§ TASK DETAILS:
The records should be repeated word for word, pictures excluded.

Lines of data
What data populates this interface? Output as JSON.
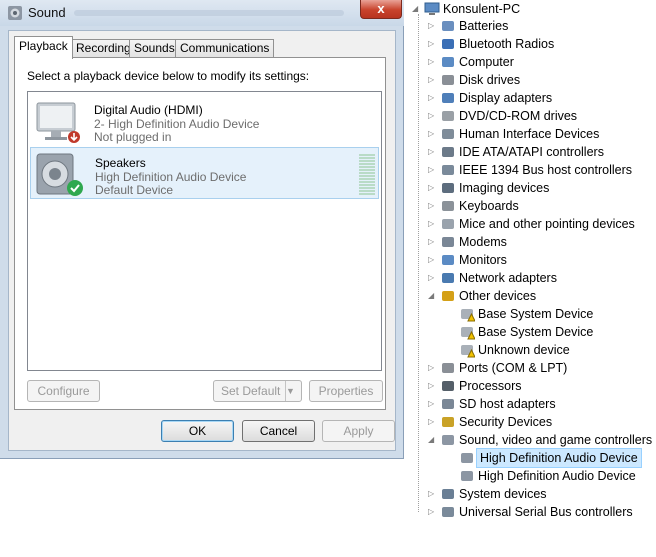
{
  "dialog": {
    "title": "Sound",
    "close_label": "x",
    "tabs": [
      {
        "label": "Playback"
      },
      {
        "label": "Recording"
      },
      {
        "label": "Sounds"
      },
      {
        "label": "Communications"
      }
    ],
    "instruction": "Select a playback device below to modify its settings:",
    "devices": [
      {
        "name": "Digital Audio (HDMI)",
        "line2": "2- High Definition Audio Device",
        "line3": "Not plugged in"
      },
      {
        "name": "Speakers",
        "line2": "High Definition Audio Device",
        "line3": "Default Device"
      }
    ],
    "buttons": {
      "configure": "Configure",
      "set_default": "Set Default",
      "properties": "Properties",
      "ok": "OK",
      "cancel": "Cancel",
      "apply": "Apply"
    }
  },
  "device_manager": {
    "root": "Konsulent-PC",
    "categories": [
      {
        "label": "Batteries",
        "icon": "battery-icon",
        "expanded": false
      },
      {
        "label": "Bluetooth Radios",
        "icon": "bluetooth-icon",
        "expanded": false
      },
      {
        "label": "Computer",
        "icon": "computer-icon",
        "expanded": false
      },
      {
        "label": "Disk drives",
        "icon": "disk-drive-icon",
        "expanded": false
      },
      {
        "label": "Display adapters",
        "icon": "display-adapter-icon",
        "expanded": false
      },
      {
        "label": "DVD/CD-ROM drives",
        "icon": "dvd-icon",
        "expanded": false
      },
      {
        "label": "Human Interface Devices",
        "icon": "hid-icon",
        "expanded": false
      },
      {
        "label": "IDE ATA/ATAPI controllers",
        "icon": "ide-icon",
        "expanded": false
      },
      {
        "label": "IEEE 1394 Bus host controllers",
        "icon": "ieee1394-icon",
        "expanded": false
      },
      {
        "label": "Imaging devices",
        "icon": "camera-icon",
        "expanded": false
      },
      {
        "label": "Keyboards",
        "icon": "keyboard-icon",
        "expanded": false
      },
      {
        "label": "Mice and other pointing devices",
        "icon": "mouse-icon",
        "expanded": false
      },
      {
        "label": "Modems",
        "icon": "modem-icon",
        "expanded": false
      },
      {
        "label": "Monitors",
        "icon": "monitor-icon",
        "expanded": false
      },
      {
        "label": "Network adapters",
        "icon": "network-icon",
        "expanded": false
      },
      {
        "label": "Other devices",
        "icon": "unknown-device-icon",
        "expanded": true,
        "children": [
          {
            "label": "Base System Device",
            "icon": "warning-device-icon"
          },
          {
            "label": "Base System Device",
            "icon": "warning-device-icon"
          },
          {
            "label": "Unknown device",
            "icon": "warning-device-icon"
          }
        ]
      },
      {
        "label": "Ports (COM & LPT)",
        "icon": "port-icon",
        "expanded": false
      },
      {
        "label": "Processors",
        "icon": "processor-icon",
        "expanded": false
      },
      {
        "label": "SD host adapters",
        "icon": "sd-card-icon",
        "expanded": false
      },
      {
        "label": "Security Devices",
        "icon": "security-key-icon",
        "expanded": false
      },
      {
        "label": "Sound, video and game controllers",
        "icon": "speaker-icon",
        "expanded": true,
        "children": [
          {
            "label": "High Definition Audio Device",
            "icon": "speaker-icon",
            "selected": true
          },
          {
            "label": "High Definition Audio Device",
            "icon": "speaker-icon"
          }
        ]
      },
      {
        "label": "System devices",
        "icon": "system-icon",
        "expanded": false
      },
      {
        "label": "Universal Serial Bus controllers",
        "icon": "usb-icon",
        "expanded": false
      }
    ]
  },
  "colors": {
    "dialog_frame": "#cfdcea",
    "selection": "#cce8ff",
    "close_button": "#c8432c"
  }
}
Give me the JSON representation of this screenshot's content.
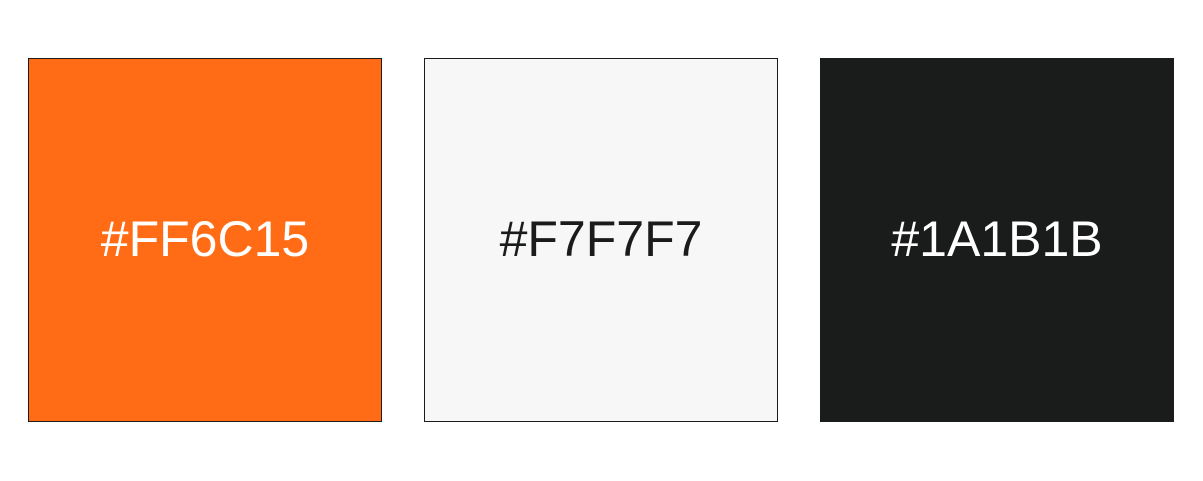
{
  "swatches": [
    {
      "label": "#FF6C15",
      "background": "#FF6C15",
      "text_color": "#FFFFFF"
    },
    {
      "label": "#F7F7F7",
      "background": "#F7F7F7",
      "text_color": "#1A1B1B"
    },
    {
      "label": "#1A1B1B",
      "background": "#1A1B1B",
      "text_color": "#FFFFFF"
    }
  ]
}
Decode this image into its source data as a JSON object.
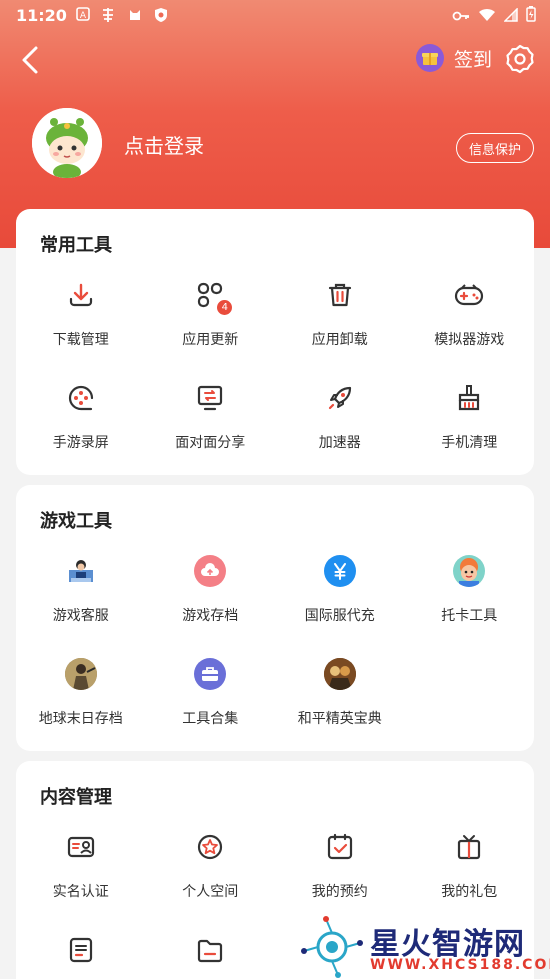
{
  "status_bar": {
    "time": "11:20",
    "left_icons": [
      "a-icon",
      "notification-icon",
      "cat-icon",
      "shield-icon"
    ],
    "right_icons": [
      "key-icon",
      "wifi-icon",
      "signal-icon",
      "battery-icon"
    ]
  },
  "header": {
    "signin_label": "签到",
    "login_label": "点击登录",
    "protect_label": "信息保护"
  },
  "sections": [
    {
      "title": "常用工具",
      "items": [
        {
          "label": "下载管理",
          "icon": "download-icon"
        },
        {
          "label": "应用更新",
          "icon": "app-update-icon",
          "badge": "4"
        },
        {
          "label": "应用卸载",
          "icon": "trash-icon"
        },
        {
          "label": "模拟器游戏",
          "icon": "gamepad-icon"
        },
        {
          "label": "手游录屏",
          "icon": "record-icon"
        },
        {
          "label": "面对面分享",
          "icon": "share-icon"
        },
        {
          "label": "加速器",
          "icon": "rocket-icon"
        },
        {
          "label": "手机清理",
          "icon": "broom-icon"
        }
      ]
    },
    {
      "title": "游戏工具",
      "items": [
        {
          "label": "游戏客服",
          "icon": "customer-service-icon"
        },
        {
          "label": "游戏存档",
          "icon": "cloud-save-icon"
        },
        {
          "label": "国际服代充",
          "icon": "yen-icon"
        },
        {
          "label": "托卡工具",
          "icon": "toca-icon"
        },
        {
          "label": "地球末日存档",
          "icon": "doomsday-icon"
        },
        {
          "label": "工具合集",
          "icon": "toolbox-icon"
        },
        {
          "label": "和平精英宝典",
          "icon": "pubg-icon"
        }
      ]
    },
    {
      "title": "内容管理",
      "items": [
        {
          "label": "实名认证",
          "icon": "id-card-icon"
        },
        {
          "label": "个人空间",
          "icon": "star-badge-icon"
        },
        {
          "label": "我的预约",
          "icon": "calendar-check-icon"
        },
        {
          "label": "我的礼包",
          "icon": "gift-box-icon"
        },
        {
          "label": "",
          "icon": "document-icon"
        },
        {
          "label": "",
          "icon": "folder-icon"
        }
      ]
    }
  ],
  "watermark": {
    "title": "星火智游网",
    "url": "WWW.XHCS188.COM"
  },
  "colors": {
    "accent": "#e94c3c",
    "header_top": "#f08a72",
    "header_bottom": "#e84a3a"
  }
}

§ WRITTEN ANSWER:
What data populates this interface? Output as JSON.
{
  "dialog": {
    "title": "Sound",
    "close_label": "x",
    "tabs": [
      {
        "label": "Playback"
      },
      {
        "label": "Recording"
      },
      {
        "label": "Sounds"
      },
      {
        "label": "Communications"
      }
    ],
    "instruction": "Select a playback device below to modify its settings:",
    "devices": [
      {
        "name": "Digital Audio (HDMI)",
        "line2": "2- High Definition Audio Device",
        "line3": "Not plugged in"
      },
      {
        "name": "Speakers",
        "line2": "High Definition Audio Device",
        "line3": "Default Device"
      }
    ],
    "buttons": {
      "configure": "Configure",
      "set_default": "Set Default",
      "properties": "Properties",
      "ok": "OK",
      "cancel": "Cancel",
      "apply": "Apply"
    }
  },
  "device_manager": {
    "root": "Konsulent-PC",
    "categories": [
      {
        "label": "Batteries",
        "icon": "battery-icon",
        "expanded": false
      },
      {
        "label": "Bluetooth Radios",
        "icon": "bluetooth-icon",
        "expanded": false
      },
      {
        "label": "Computer",
        "icon": "computer-icon",
        "expanded": false
      },
      {
        "label": "Disk drives",
        "icon": "disk-drive-icon",
        "expanded": false
      },
      {
        "label": "Display adapters",
        "icon": "display-adapter-icon",
        "expanded": false
      },
      {
        "label": "DVD/CD-ROM drives",
        "icon": "dvd-icon",
        "expanded": false
      },
      {
        "label": "Human Interface Devices",
        "icon": "hid-icon",
        "expanded": false
      },
      {
        "label": "IDE ATA/ATAPI controllers",
        "icon": "ide-icon",
        "expanded": false
      },
      {
        "label": "IEEE 1394 Bus host controllers",
        "icon": "ieee1394-icon",
        "expanded": false
      },
      {
        "label": "Imaging devices",
        "icon": "camera-icon",
        "expanded": false
      },
      {
        "label": "Keyboards",
        "icon": "keyboard-icon",
        "expanded": false
      },
      {
        "label": "Mice and other pointing devices",
        "icon": "mouse-icon",
        "expanded": false
      },
      {
        "label": "Modems",
        "icon": "modem-icon",
        "expanded": false
      },
      {
        "label": "Monitors",
        "icon": "monitor-icon",
        "expanded": false
      },
      {
        "label": "Network adapters",
        "icon": "network-icon",
        "expanded": false
      },
      {
        "label": "Other devices",
        "icon": "unknown-device-icon",
        "expanded": true,
        "children": [
          {
            "label": "Base System Device",
            "icon": "warning-device-icon"
          },
          {
            "label": "Base System Device",
            "icon": "warning-device-icon"
          },
          {
            "label": "Unknown device",
            "icon": "warning-device-icon"
          }
        ]
      },
      {
        "label": "Ports (COM & LPT)",
        "icon": "port-icon",
        "expanded": false
      },
      {
        "label": "Processors",
        "icon": "processor-icon",
        "expanded": false
      },
      {
        "label": "SD host adapters",
        "icon": "sd-card-icon",
        "expanded": false
      },
      {
        "label": "Security Devices",
        "icon": "security-key-icon",
        "expanded": false
      },
      {
        "label": "Sound, video and game controllers",
        "icon": "speaker-icon",
        "expanded": true,
        "children": [
          {
            "label": "High Definition Audio Device",
            "icon": "speaker-icon",
            "selected": true
          },
          {
            "label": "High Definition Audio Device",
            "icon": "speaker-icon"
          }
        ]
      },
      {
        "label": "System devices",
        "icon": "system-icon",
        "expanded": false
      },
      {
        "label": "Universal Serial Bus controllers",
        "icon": "usb-icon",
        "expanded": false
      }
    ]
  },
  "colors": {
    "dialog_frame": "#cfdcea",
    "selection": "#cce8ff",
    "close_button": "#c8432c"
  }
}
Give me the JSON representation of this screenshot's content.
{
  "swatches": [
    {
      "label": "#FF6C15",
      "background": "#FF6C15",
      "text_color": "#FFFFFF"
    },
    {
      "label": "#F7F7F7",
      "background": "#F7F7F7",
      "text_color": "#1A1B1B"
    },
    {
      "label": "#1A1B1B",
      "background": "#1A1B1B",
      "text_color": "#FFFFFF"
    }
  ]
}
Decode this image into its source data as a JSON object.
{
  "status_bar": {
    "time": "11:20",
    "left_icons": [
      "a-icon",
      "notification-icon",
      "cat-icon",
      "shield-icon"
    ],
    "right_icons": [
      "key-icon",
      "wifi-icon",
      "signal-icon",
      "battery-icon"
    ]
  },
  "header": {
    "signin_label": "签到",
    "login_label": "点击登录",
    "protect_label": "信息保护"
  },
  "sections": [
    {
      "title": "常用工具",
      "items": [
        {
          "label": "下载管理",
          "icon": "download-icon"
        },
        {
          "label": "应用更新",
          "icon": "app-update-icon",
          "badge": "4"
        },
        {
          "label": "应用卸载",
          "icon": "trash-icon"
        },
        {
          "label": "模拟器游戏",
          "icon": "gamepad-icon"
        },
        {
          "label": "手游录屏",
          "icon": "record-icon"
        },
        {
          "label": "面对面分享",
          "icon": "share-icon"
        },
        {
          "label": "加速器",
          "icon": "rocket-icon"
        },
        {
          "label": "手机清理",
          "icon": "broom-icon"
        }
      ]
    },
    {
      "title": "游戏工具",
      "items": [
        {
          "label": "游戏客服",
          "icon": "customer-service-icon"
        },
        {
          "label": "游戏存档",
          "icon": "cloud-save-icon"
        },
        {
          "label": "国际服代充",
          "icon": "yen-icon"
        },
        {
          "label": "托卡工具",
          "icon": "toca-icon"
        },
        {
          "label": "地球末日存档",
          "icon": "doomsday-icon"
        },
        {
          "label": "工具合集",
          "icon": "toolbox-icon"
        },
        {
          "label": "和平精英宝典",
          "icon": "pubg-icon"
        }
      ]
    },
    {
      "title": "内容管理",
      "items": [
        {
          "label": "实名认证",
          "icon": "id-card-icon"
        },
        {
          "label": "个人空间",
          "icon": "star-badge-icon"
        },
        {
          "label": "我的预约",
          "icon": "calendar-check-icon"
        },
        {
          "label": "我的礼包",
          "icon": "gift-box-icon"
        },
        {
          "label": "",
          "icon": "document-icon"
        },
        {
          "label": "",
          "icon": "folder-icon"
        }
      ]
    }
  ],
  "watermark": {
    "title": "星火智游网",
    "url": "WWW.XHCS188.COM"
  },
  "colors": {
    "accent": "#e94c3c",
    "header_top": "#f08a72",
    "header_bottom": "#e84a3a"
  }
}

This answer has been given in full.